:: Quellenauszug ::
# Wasserpflanzen zwischen lagern



## Lyliana (29. März 2015)

Hallo ihr Lieben,

ich hab mal eine Frage, (schreib die extra, falls es irgendeinen gibt der das auch net weiß)

Also ich hab ja Wasserpflanzen bestellt. Und ich vermute ganz stark bei meinem Glück, dass die genau diese Woche ankommen, wo es bei uns wohl nur regnet und stürmt. 
So da mein Teich ja nicht unmittelbar in meiner Nähe ist, wollte ich mal fragen, ... wie lager ich die Pflanzen zwischen?

Bestellt hab ich alles was INS Wasser muss. Also __ Wasserstern, __ Tausendblatt, Armleuchteralge und Wasser-Hahnenfuss. 

- Wie lange können die original Verpackt so aushalten?  ... (Falls es wichtig ist die kommen von NG )
- Pflanze ich die zu Hause schon in ihre Unterwassertöpfe ein und stell sie nass?
- Oder muss ich bei Regen raus in Garten fahren und in den sauren Teichbesitzer-Apfel beißen?

Ist für euch sicher ne doofe Frage, aber ich weiß es wirklich nicht. Wie gesagt, zwei sehr braune Daumen. 

Liebe Grüße


----------



## Tottoabs (29. März 2015)

Kommt wohl drauf an wie verpackt.

Alles was in Zeitungen ohne Topf eingeschlagen ist würde ich in einen Eimer mit Wasser stecke. Wenn möglich auf den Balkon. Oder in einen großen durchsichtigen Gefrierbeutel mit ca. der Hälfte voll Wasser. Getopft muss noch nix werden. 
Alles was mit Topf kommt auch in einen Eimer untergetaucht. Wenn dann ein paar Stengel an der Wasseroberfläche schwimmen ist das nicht so schlimm. Wenn was aus dem Wasser raus ragt dann zum Beispiel mit Küchenfolie den Eimer zukleben.

Alles was in Folienbeuteln ist kann da ungeöffnet drin bleiben, wenn da Licht dran kommt dann auch mehrere Tage

Geht nur um die Luftfeuchtigkeit welche allseits um die Stengel sein muss.


----------



## Lyliana (29. März 2015)

Damit kann ich etwas anfangen. Danke @Tottoabs


----------



## Knoblauchkröte (29. März 2015)

Hi Mandy,

wo haste denn jetzt schon Unterwasserpflanzen her bekommen. Die erwachen gerade erst so nach und nach aus der Winterruhe. Wenns vorgetrieben aus nem holländischen, asiatischen, mediteranen  Gewächshaus sind (wie die ganzen Stauden die man z.Z wieder bei Obi und Co. findet) kannst die so ohne weiteres eh noch nicht in den erst frisch erwachenden Teich werfen. Die würden im kalten Wasser noch einen Temperaturschock bekommen und rückwärts wachsen

MfG Frank


----------



## samorai (29. März 2015)
:::
:: Einträge ::
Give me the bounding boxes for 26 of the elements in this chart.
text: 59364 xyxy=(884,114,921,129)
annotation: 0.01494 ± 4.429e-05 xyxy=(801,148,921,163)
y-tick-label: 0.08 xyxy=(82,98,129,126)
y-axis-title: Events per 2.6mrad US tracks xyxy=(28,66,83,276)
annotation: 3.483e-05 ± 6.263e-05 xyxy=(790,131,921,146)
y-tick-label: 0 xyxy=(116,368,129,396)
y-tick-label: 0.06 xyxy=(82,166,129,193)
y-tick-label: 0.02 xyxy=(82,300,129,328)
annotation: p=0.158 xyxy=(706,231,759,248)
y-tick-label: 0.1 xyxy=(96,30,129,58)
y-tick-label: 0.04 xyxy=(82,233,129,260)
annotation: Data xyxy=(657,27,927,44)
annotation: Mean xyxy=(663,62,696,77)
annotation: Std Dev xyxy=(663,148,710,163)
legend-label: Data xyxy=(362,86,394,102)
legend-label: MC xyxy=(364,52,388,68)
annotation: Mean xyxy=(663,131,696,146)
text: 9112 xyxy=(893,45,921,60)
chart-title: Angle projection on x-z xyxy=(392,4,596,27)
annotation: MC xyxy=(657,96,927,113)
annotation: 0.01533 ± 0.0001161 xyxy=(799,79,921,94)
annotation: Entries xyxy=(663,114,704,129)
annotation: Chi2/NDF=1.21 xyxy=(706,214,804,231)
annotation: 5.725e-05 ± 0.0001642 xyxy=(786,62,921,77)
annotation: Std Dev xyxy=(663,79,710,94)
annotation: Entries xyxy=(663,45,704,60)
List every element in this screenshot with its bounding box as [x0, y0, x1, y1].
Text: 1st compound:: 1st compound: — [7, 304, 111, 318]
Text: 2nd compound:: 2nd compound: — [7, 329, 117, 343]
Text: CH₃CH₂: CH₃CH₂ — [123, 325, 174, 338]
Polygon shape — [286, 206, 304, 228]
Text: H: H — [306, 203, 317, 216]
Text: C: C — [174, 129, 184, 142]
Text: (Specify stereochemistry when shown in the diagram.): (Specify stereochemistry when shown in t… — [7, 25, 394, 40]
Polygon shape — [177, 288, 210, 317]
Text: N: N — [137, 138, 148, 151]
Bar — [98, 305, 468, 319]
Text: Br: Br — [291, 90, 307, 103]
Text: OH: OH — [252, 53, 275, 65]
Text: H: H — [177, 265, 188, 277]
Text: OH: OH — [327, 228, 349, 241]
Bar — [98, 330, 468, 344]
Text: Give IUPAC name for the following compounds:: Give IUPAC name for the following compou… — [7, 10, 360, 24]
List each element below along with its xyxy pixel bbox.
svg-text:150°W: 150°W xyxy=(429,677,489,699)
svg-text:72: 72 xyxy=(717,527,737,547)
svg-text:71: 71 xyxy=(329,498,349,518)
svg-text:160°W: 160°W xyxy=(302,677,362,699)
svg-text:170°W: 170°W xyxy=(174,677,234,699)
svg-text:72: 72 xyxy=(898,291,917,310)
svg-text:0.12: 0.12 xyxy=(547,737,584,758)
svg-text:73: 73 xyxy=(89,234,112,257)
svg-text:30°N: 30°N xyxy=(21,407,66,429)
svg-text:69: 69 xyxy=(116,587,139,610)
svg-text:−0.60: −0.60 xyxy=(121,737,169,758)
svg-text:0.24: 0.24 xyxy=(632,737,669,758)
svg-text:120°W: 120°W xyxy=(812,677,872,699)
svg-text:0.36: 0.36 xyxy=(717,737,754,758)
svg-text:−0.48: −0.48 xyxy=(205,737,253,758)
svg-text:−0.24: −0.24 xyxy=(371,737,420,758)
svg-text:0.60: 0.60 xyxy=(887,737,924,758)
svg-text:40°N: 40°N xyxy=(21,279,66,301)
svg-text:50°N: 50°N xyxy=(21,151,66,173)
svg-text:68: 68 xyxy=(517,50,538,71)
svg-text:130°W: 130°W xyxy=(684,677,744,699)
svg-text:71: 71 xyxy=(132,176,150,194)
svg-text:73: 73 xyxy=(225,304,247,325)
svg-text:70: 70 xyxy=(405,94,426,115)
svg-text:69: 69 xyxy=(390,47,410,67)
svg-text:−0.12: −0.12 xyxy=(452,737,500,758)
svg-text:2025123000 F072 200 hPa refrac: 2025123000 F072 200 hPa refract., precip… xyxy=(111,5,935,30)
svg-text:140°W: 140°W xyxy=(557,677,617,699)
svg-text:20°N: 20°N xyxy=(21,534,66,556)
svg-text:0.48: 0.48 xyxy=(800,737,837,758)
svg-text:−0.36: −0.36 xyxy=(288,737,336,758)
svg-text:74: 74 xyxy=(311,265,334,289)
:::
Zu bearbeitende Aufgaben:
a – Übersetzen Sie den Satz „Geht nur um die Luftfeuchtigkeit welche allseits um die Stengel sein muss.“ aus der Forumsdiskussion zum Zwischenlagern von Wasserpflanzen ins Englische.
b – Führen Sie die Forumsdiskussion zum Zwischenlagern von Wasserpflanzen mit dem nächsten Abschnitt fort.

Ergebnisse in Reihenfolge:
a – It's only about the humidity, which has to surround the stems on all sides.

b –
NG schreibt sehr genaue Hinweise dazu auf bzw. die Pflanzen haben Beiblätter.
Darauf stehen auch Ausnahmefälle für kühleres Wetter anbei.

Gruß Ron!


----------



## Tottoabs (29. März 2015)

Knoblauchkröte schrieb:


> wo haste denn jetzt schon Unterwasserpflanzen her bekommen.


NG hat sie oben geschrieben.....sollten somit Heimische sein.


----------



## Patrick K (29. März 2015)

Ich lagere schon seit Jahren Teichpflanzen in Eckigen Mörtelkübel zwischen und jedes Jahr kommen sie noch schöner als im Vorjahr
Gruss Patrick


----------



## Knoblauchkröte (29. März 2015)

Tottoabs schrieb:


> NG hat sie oben geschrieben.....sollten somit Heimische sein.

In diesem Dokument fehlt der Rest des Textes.